WHAT THIS TASK INVOLVES: Return each line of the entries that mentions the word "signs".

[WORKING DATA — start]

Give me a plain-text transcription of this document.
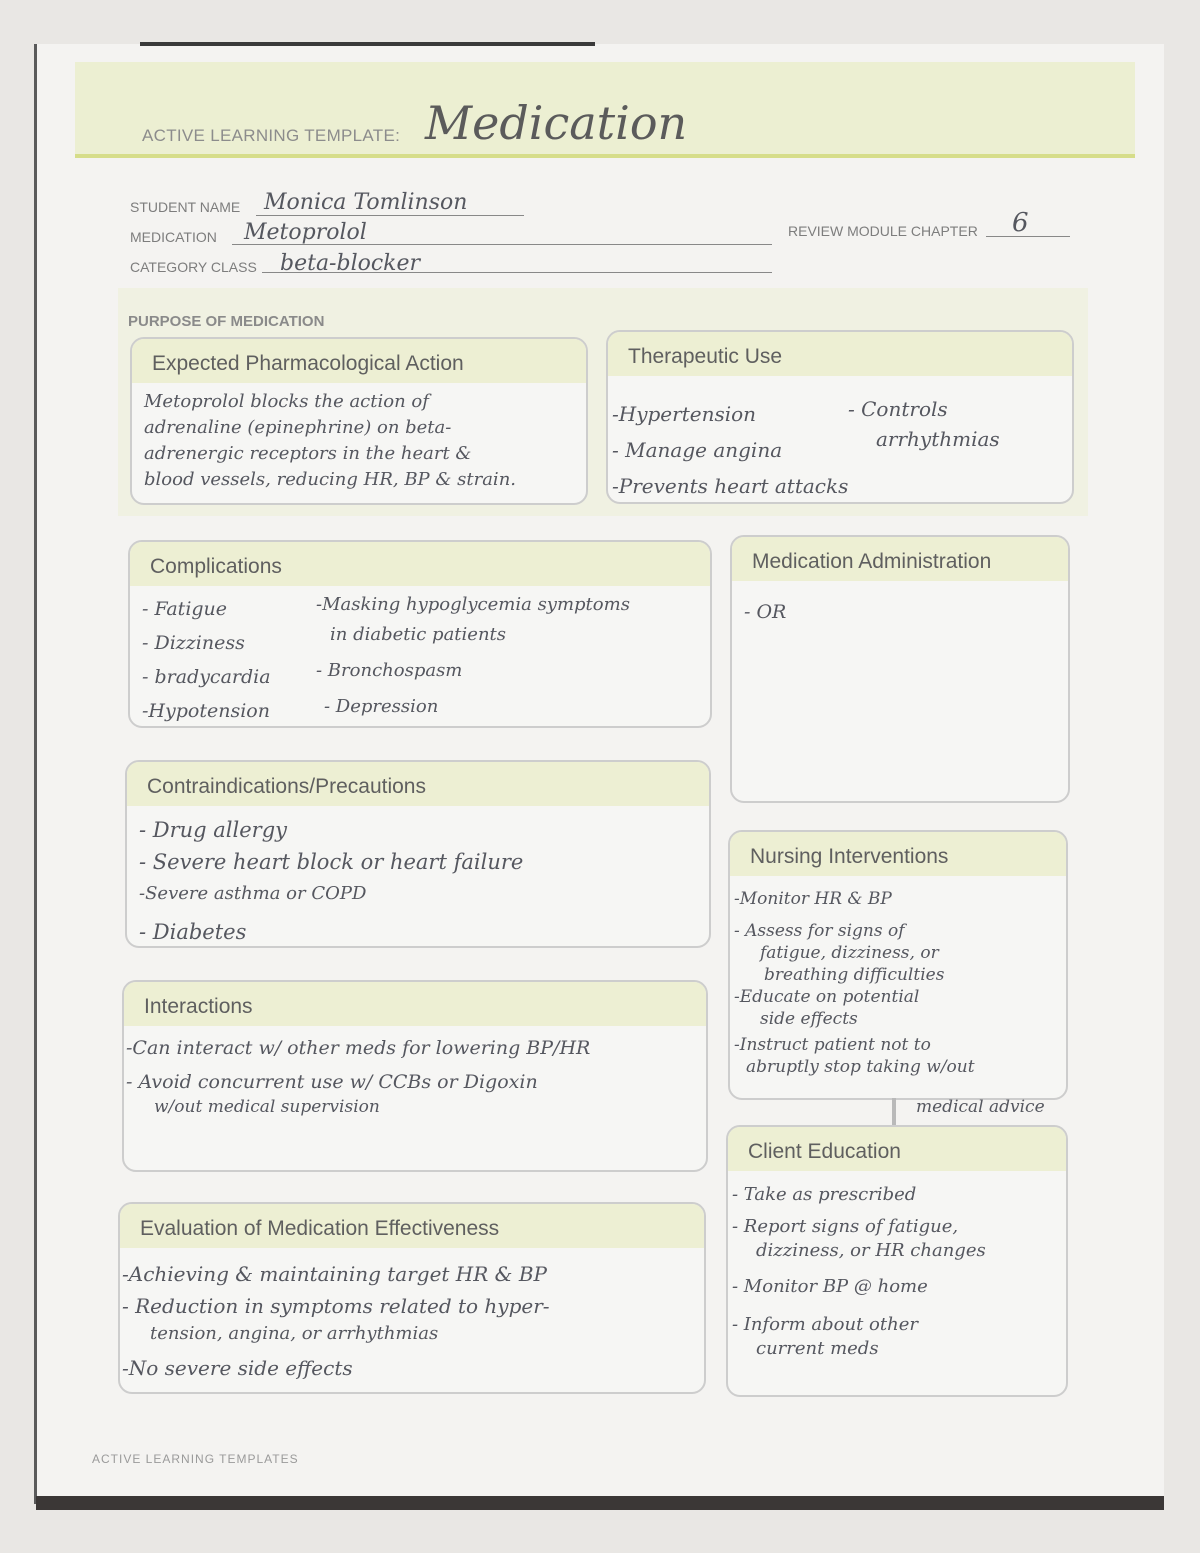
ACTIVE LEARNING TEMPLATE: Medication
STUDENT NAME Monica Tomlinson
MEDICATION Metoprolol
CATEGORY CLASS beta-blocker
REVIEW MODULE CHAPTER 6
PURPOSE OF MEDICATION
Expected Pharmacological Action
Metoprolol blocks the action of
adrenaline (epinephrine) on beta-
adrenergic receptors in the heart &
blood vessels, reducing HR, BP & strain.
Therapeutic Use
-Hypertension
- Manage angina
-Prevents heart attacks
- Controls
arrhythmias
Complications
- Fatigue
- Dizziness
- bradycardia
-Hypotension
-Masking hypoglycemia symptoms
in diabetic patients
- Bronchospasm
- Depression
Medication Administration
- OR
Contraindications/Precautions
- Drug allergy
- Severe heart block or heart failure
-Severe asthma or COPD
- Diabetes
Nursing Interventions
-Monitor HR & BP
- Assess for signs of
fatigue, dizziness, or
breathing difficulties
-Educate on potential
side effects
-Instruct patient not to
abruptly stop taking w/out
medical advice
Interactions
-Can interact w/ other meds for lowering BP/HR
- Avoid concurrent use w/ CCBs or Digoxin
w/out medical supervision
Client Education
- Take as prescribed
- Report signs of fatigue,
dizziness, or HR changes
- Monitor BP @ home
- Inform about other
current meds
Evaluation of Medication Effectiveness
-Achieving & maintaining target HR & BP
- Reduction in symptoms related to hyper-
tension, angina, or arrhythmias
-No severe side effects
ACTIVE LEARNING TEMPLATES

[WORKING DATA — finish]

RESULT OF THIS TASK:
- Assess for signs of
- Report signs of fatigue,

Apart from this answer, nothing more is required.